Output the material exactly, but drop every image it holds.

##############################

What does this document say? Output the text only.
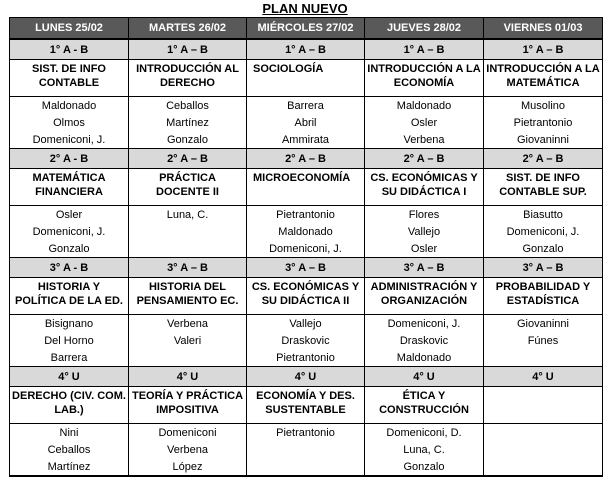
PLAN NUEVO
LUNES 25/02	MARTES 26/02	MIÉRCOLES 27/02	JUEVES 28/02	VIERNES 01/03
1° A - B	1° A – B	1° A – B	1° A – B	1° A – B
SIST. DE INFO CONTABLE	INTRODUCCIÓN AL DERECHO	SOCIOLOGÍA	INTRODUCCIÓN A LA ECONOMÍA	INTRODUCCIÓN A LA MATEMÁTICA
Maldonado	Ceballos	Barrera	Maldonado	Musolino
Olmos	Martínez	Abril	Osler	Pietrantonio
Domeniconi, J.	Gonzalo	Ammirata	Verbena	Giovaninni
2° A - B	2° A – B	2° A – B	2° A – B	2° A – B
MATEMÁTICA FINANCIERA	PRÁCTICA DOCENTE II	MICROECONOMÍA	CS. ECONÓMICAS Y SU DIDÁCTICA I	SIST. DE INFO CONTABLE SUP.
Osler	Luna, C.	Pietrantonio	Flores	Biasutto
Domeniconi, J.		Maldonado	Vallejo	Domeniconi, J.
Gonzalo		Domeniconi, J.	Osler	Gonzalo
3° A - B	3° A – B	3° A – B	3° A – B	3° A – B
HISTORIA Y POLÍTICA DE LA ED.	HISTORIA DEL PENSAMIENTO EC.	CS. ECONÓMICAS Y SU DIDÁCTICA II	ADMINISTRACIÓN Y ORGANIZACIÓN	PROBABILIDAD Y ESTADÍSTICA
Bisignano	Verbena	Vallejo	Domeniconi, J.	Giovaninni
Del Horno	Valeri	Draskovic	Draskovic	Fúnes
Barrera		Pietrantonio	Maldonado	
4° U	4° U	4° U	4° U	4° U
DERECHO (CIV. COM. LAB.)	TEORÍA Y PRÁCTICA IMPOSITIVA	ECONOMÍA Y DES. SUSTENTABLE	ÉTICA Y CONSTRUCCIÓN	
Nini	Domeniconi	Pietrantonio	Domeniconi, D.	
Ceballos	Verbena		Luna, C.	
Martínez	López		Gonzalo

##############################

### FINISHED EXERCISE
What does this document say? Output the text only.
PLAN NUEVO
LUNES 25/02	MARTES 26/02	MIÉRCOLES 27/02	JUEVES 28/02	VIERNES 01/03
1° A - B	1° A – B	1° A – B	1° A – B	1° A – B
SIST. DE INFO CONTABLE	INTRODUCCIÓN AL DERECHO	SOCIOLOGÍA	INTRODUCCIÓN A LA ECONOMÍA	INTRODUCCIÓN A LA MATEMÁTICA
Maldonado	Ceballos	Barrera	Maldonado	Musolino
Olmos	Martínez	Abril	Osler	Pietrantonio
Domeniconi, J.	Gonzalo	Ammirata	Verbena	Giovaninni
2° A - B	2° A – B	2° A – B	2° A – B	2° A – B
MATEMÁTICA FINANCIERA	PRÁCTICA DOCENTE II	MICROECONOMÍA	CS. ECONÓMICAS Y SU DIDÁCTICA I	SIST. DE INFO CONTABLE SUP.
Osler	Luna, C.	Pietrantonio	Flores	Biasutto
Domeniconi, J.		Maldonado	Vallejo	Domeniconi, J.
Gonzalo		Domeniconi, J.	Osler	Gonzalo
3° A - B	3° A – B	3° A – B	3° A – B	3° A – B
HISTORIA Y POLÍTICA DE LA ED.	HISTORIA DEL PENSAMIENTO EC.	CS. ECONÓMICAS Y SU DIDÁCTICA II	ADMINISTRACIÓN Y ORGANIZACIÓN	PROBABILIDAD Y ESTADÍSTICA
Bisignano	Verbena	Vallejo	Domeniconi, J.	Giovaninni
Del Horno	Valeri	Draskovic	Draskovic	Fúnes
Barrera		Pietrantonio	Maldonado	
4° U	4° U	4° U	4° U	4° U
DERECHO (CIV. COM. LAB.)	TEORÍA Y PRÁCTICA IMPOSITIVA	ECONOMÍA Y DES. SUSTENTABLE	ÉTICA Y CONSTRUCCIÓN	
Nini	Domeniconi	Pietrantonio	Domeniconi, D.	
Ceballos	Verbena		Luna, C.	
Martínez	López		Gonzalo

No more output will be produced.